本文抜粋:

メディアグランプリ

ライティング・ゼミで知った性感帯


*この記事は、「ライティング・ゼミ」にご参加のお客様に書いていただいたものです。

【8月開講】人生を変えるライティング教室「天狼院ライティング・ゼミ《日曜コース》」〜なぜ受講生が書いた記事が次々にバズを起こせるのか?賞を取れるのか?プロも通うのか?〜

記事:おぬ(ライティング・ゼミ日曜コース)

 
 
ライティング・ゼミの存在を知ったのは、朝の情報番組だった。
近頃変わった本屋が増えている、という特集だったと思う。
そこに天狼院書店が取り上げられ、ライティング・ゼミが紹介されていたのだった。

2年前から、仕事でFacebookページの更新を任されるようになった。
更新を始めてしばらくして、同僚や他部署の上司から「あのFacebook、君が更新してるの?おもしろいね」と声をかけられることが何度かあり、ふと思い出した。

問題 1:
下の入力データの行のうち、「Point [64, 64, 73, 72]」を含む行に始まり「Point [68, 170, 78, 177]」を含む行で終わる部分を、一字も変えずに返すこと。
本文と、このあとの行とは互いに関係しない。

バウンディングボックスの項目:
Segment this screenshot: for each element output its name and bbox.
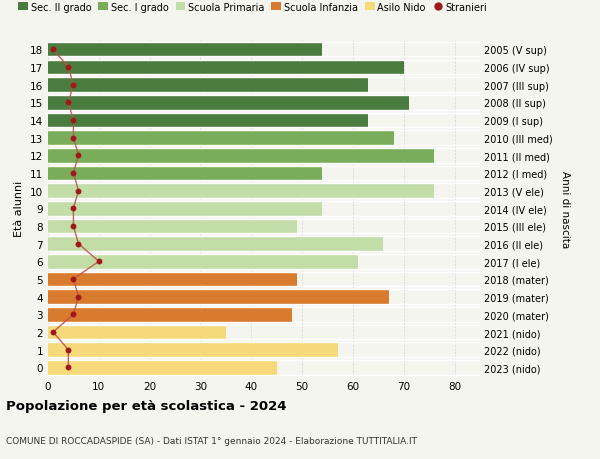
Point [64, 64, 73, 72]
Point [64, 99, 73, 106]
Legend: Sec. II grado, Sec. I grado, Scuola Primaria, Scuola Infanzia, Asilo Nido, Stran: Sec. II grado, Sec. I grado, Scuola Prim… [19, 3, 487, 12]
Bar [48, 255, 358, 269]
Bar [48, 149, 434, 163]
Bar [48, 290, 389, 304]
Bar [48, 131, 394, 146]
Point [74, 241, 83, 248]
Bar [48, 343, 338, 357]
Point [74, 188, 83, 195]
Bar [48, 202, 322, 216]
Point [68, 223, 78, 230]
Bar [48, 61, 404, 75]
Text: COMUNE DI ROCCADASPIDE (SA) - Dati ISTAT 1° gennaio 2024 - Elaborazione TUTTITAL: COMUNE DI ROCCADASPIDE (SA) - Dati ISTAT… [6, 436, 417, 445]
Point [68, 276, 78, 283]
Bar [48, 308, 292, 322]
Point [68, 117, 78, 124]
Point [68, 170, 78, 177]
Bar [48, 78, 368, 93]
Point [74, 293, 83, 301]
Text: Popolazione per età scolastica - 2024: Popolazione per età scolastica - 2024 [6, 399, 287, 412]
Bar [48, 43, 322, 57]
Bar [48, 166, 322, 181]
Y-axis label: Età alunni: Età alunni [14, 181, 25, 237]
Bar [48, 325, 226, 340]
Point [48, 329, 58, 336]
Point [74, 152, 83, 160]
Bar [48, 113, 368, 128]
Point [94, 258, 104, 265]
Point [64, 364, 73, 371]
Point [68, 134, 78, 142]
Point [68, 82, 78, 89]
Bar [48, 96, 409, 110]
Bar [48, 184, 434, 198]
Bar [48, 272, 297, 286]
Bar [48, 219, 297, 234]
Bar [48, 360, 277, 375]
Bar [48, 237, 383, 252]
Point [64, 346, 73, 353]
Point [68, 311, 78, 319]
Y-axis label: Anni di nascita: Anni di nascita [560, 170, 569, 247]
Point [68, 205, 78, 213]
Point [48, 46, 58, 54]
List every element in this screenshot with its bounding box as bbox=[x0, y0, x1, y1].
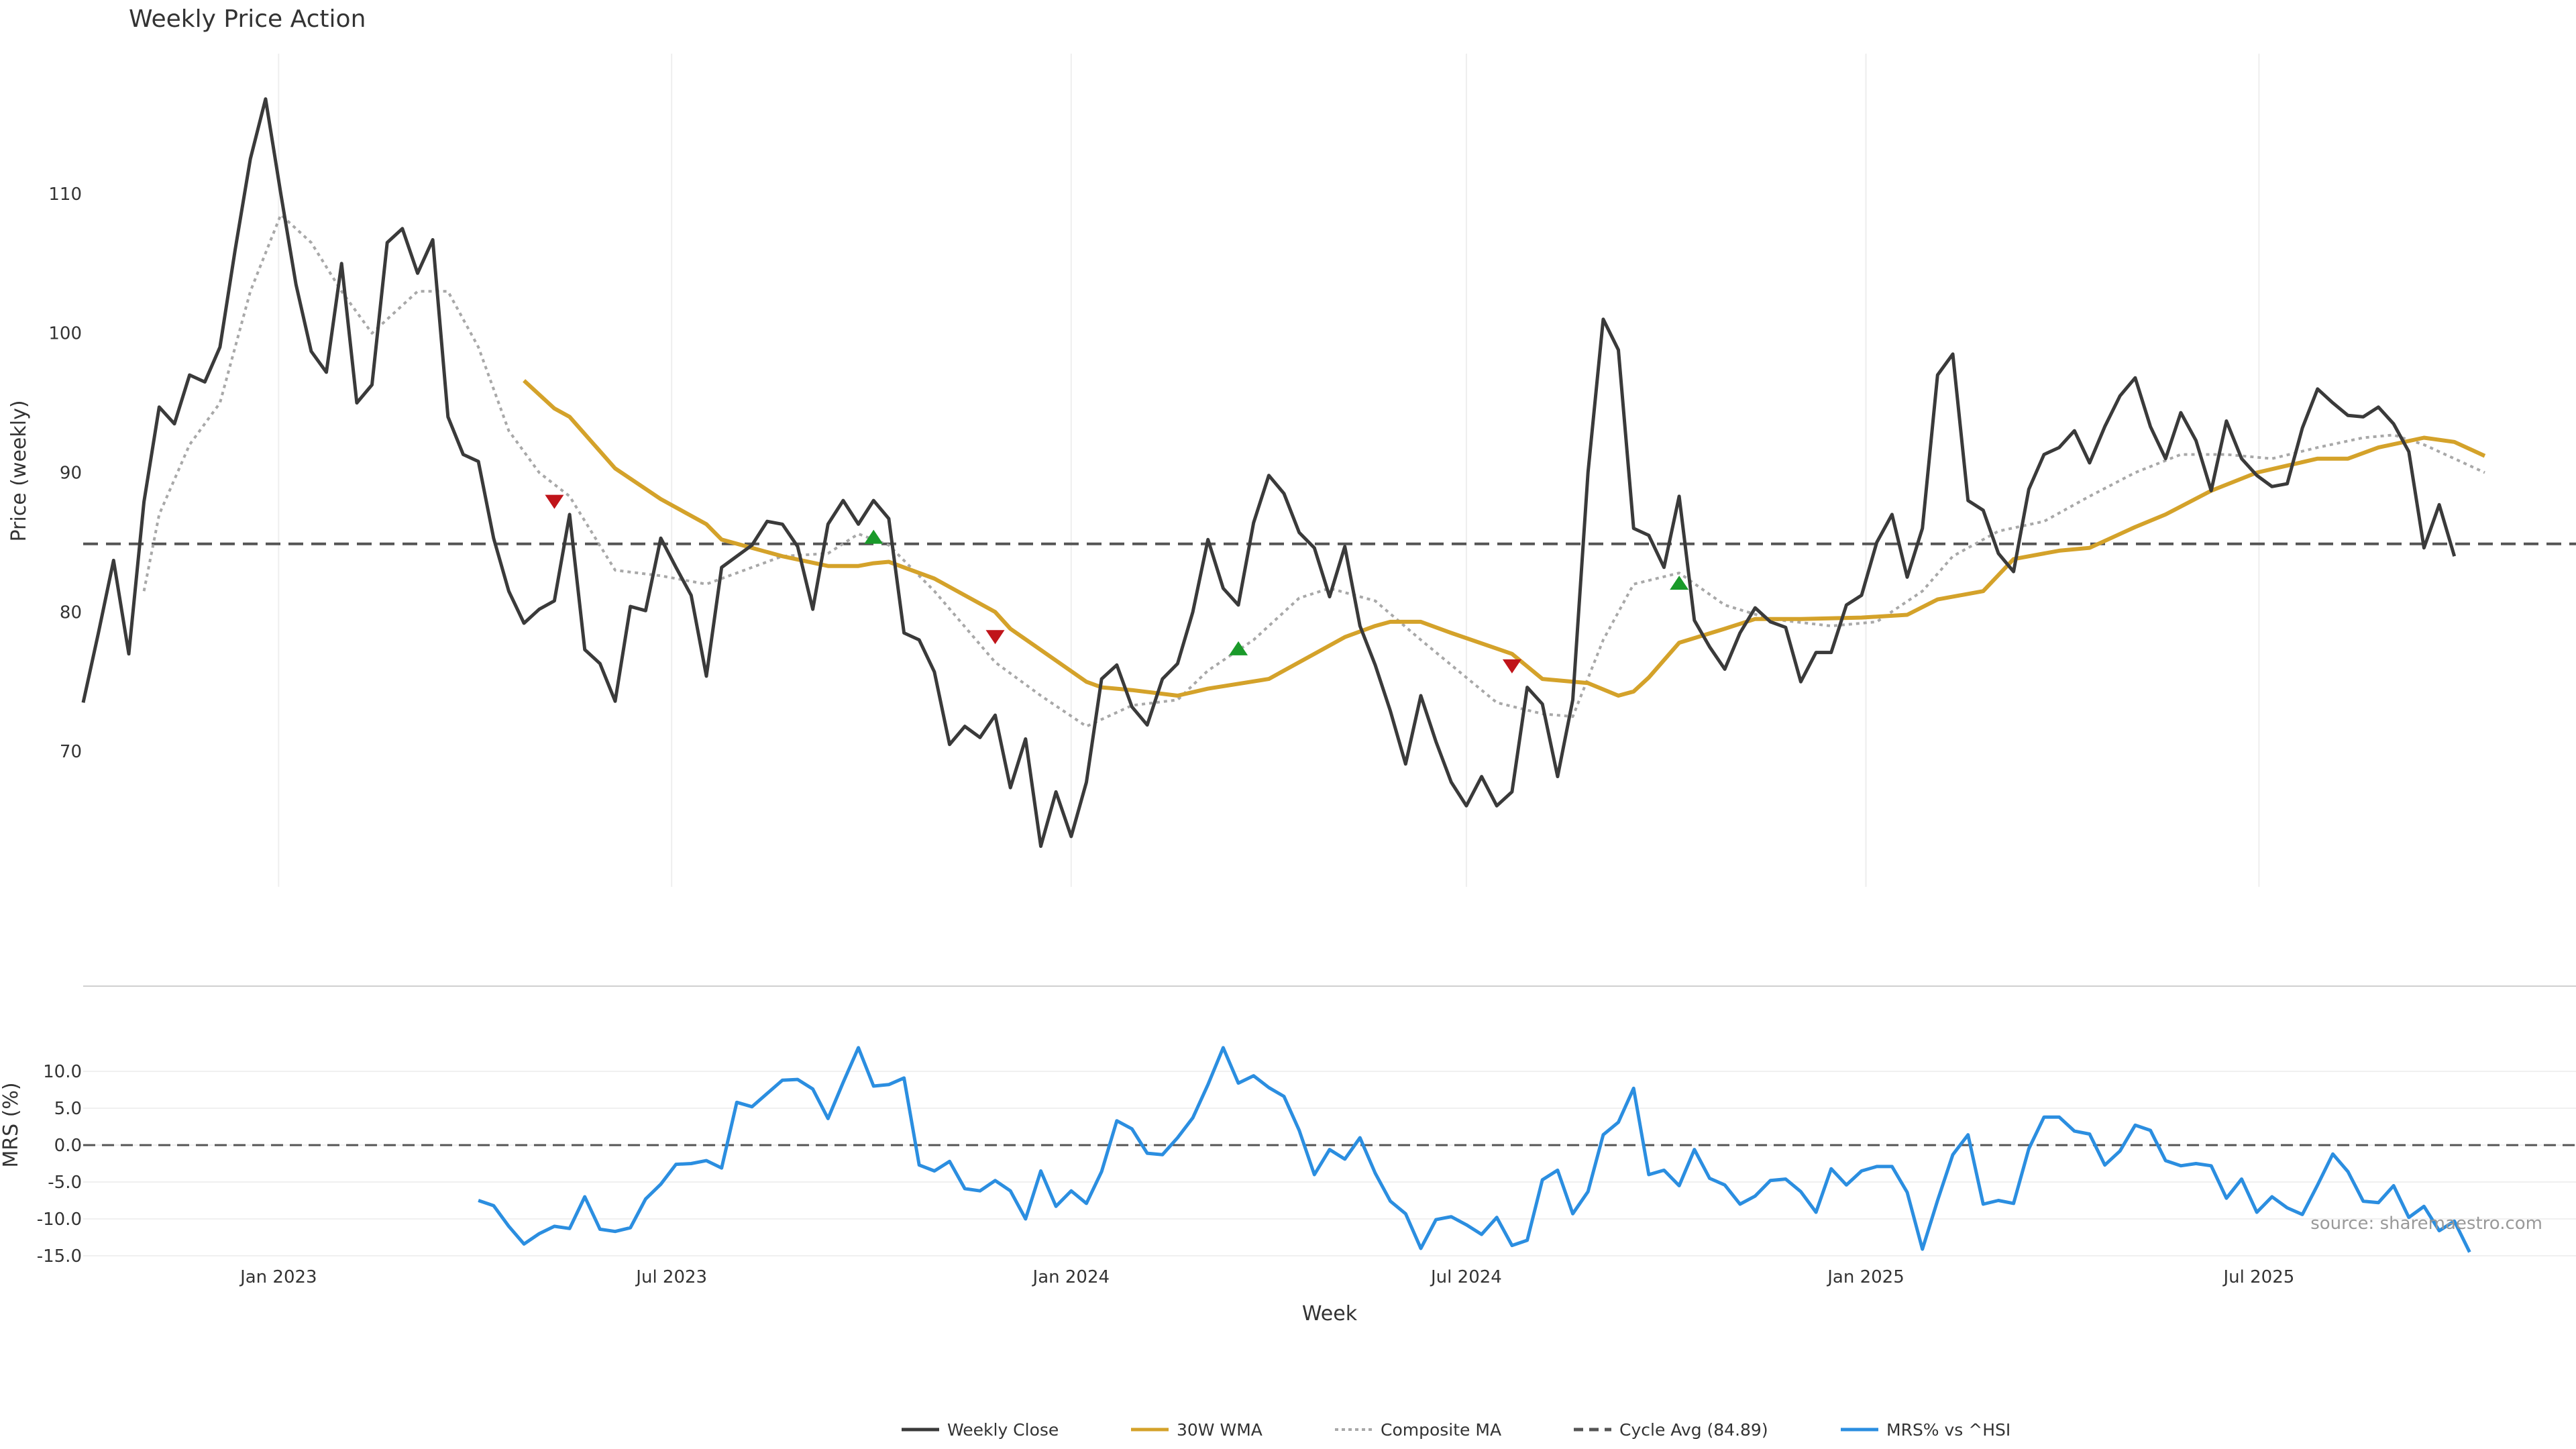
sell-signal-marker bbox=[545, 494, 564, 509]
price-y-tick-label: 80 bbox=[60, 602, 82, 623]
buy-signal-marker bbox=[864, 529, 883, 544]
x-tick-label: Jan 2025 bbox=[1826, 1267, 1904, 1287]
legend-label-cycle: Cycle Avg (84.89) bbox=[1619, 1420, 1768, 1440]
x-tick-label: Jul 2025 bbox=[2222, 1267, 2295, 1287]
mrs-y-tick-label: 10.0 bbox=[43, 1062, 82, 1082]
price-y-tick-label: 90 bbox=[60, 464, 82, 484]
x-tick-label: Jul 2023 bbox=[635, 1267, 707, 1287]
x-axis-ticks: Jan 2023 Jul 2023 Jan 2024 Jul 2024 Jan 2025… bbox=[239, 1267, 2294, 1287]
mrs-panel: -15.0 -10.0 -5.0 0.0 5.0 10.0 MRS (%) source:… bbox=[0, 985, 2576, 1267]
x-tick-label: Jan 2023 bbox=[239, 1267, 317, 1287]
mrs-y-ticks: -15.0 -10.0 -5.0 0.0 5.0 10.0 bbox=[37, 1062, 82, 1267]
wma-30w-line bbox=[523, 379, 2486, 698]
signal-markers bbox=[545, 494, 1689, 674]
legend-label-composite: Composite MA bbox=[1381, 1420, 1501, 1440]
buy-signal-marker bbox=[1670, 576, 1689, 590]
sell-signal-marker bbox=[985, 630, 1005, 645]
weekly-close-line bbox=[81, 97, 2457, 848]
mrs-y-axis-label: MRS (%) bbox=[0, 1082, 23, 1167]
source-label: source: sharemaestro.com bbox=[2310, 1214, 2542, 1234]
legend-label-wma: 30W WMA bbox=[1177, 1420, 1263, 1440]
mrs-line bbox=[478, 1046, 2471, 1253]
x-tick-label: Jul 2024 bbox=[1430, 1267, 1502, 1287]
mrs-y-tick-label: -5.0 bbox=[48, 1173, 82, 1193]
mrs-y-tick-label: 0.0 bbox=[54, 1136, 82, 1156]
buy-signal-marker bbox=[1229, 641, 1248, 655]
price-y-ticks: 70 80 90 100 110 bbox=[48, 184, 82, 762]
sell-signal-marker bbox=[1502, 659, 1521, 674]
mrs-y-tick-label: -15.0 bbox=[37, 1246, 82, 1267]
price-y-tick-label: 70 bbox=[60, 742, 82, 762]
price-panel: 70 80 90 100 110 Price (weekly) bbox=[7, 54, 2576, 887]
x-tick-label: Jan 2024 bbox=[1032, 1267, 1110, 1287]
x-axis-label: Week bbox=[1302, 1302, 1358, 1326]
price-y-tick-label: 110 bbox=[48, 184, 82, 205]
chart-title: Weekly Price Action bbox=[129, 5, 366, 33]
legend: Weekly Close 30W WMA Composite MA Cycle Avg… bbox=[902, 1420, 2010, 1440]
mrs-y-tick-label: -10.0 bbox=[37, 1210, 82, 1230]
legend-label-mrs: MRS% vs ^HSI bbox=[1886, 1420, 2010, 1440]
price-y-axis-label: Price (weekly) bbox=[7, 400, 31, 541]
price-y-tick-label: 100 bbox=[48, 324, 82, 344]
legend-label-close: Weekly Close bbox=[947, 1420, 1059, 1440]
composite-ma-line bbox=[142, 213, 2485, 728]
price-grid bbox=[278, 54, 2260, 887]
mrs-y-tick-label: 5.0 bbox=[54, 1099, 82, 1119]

問題 2:
ライティング・ゼミの本文で、筆者がライティング・ゼミの存在を知ったのは何によってか。

解答 1:
Point [64, 64, 73, 72]
Point [64, 99, 73, 106]
Legend: Sec. II grado, Sec. I grado, Scuola Primaria, Scuola Infanzia, Asilo Nido, Stran: Sec. II grado, Sec. I grado, Scuola Prim… [19, 3, 487, 12]
Bar [48, 255, 358, 269]
Bar [48, 149, 434, 163]
Bar [48, 290, 389, 304]
Bar [48, 131, 394, 146]
Point [74, 241, 83, 248]
Bar [48, 343, 338, 357]
Point [74, 188, 83, 195]
Bar [48, 202, 322, 216]
Point [68, 223, 78, 230]
Bar [48, 61, 404, 75]
Text: COMUNE DI ROCCADASPIDE (SA) - Dati ISTAT 1° gennaio 2024 - Elaborazione TUTTITAL: COMUNE DI ROCCADASPIDE (SA) - Dati ISTAT… [6, 436, 417, 445]
Point [68, 276, 78, 283]
Bar [48, 308, 292, 322]
Point [68, 117, 78, 124]
Point [68, 170, 78, 177]

解答 2:
朝の情報番組で知った。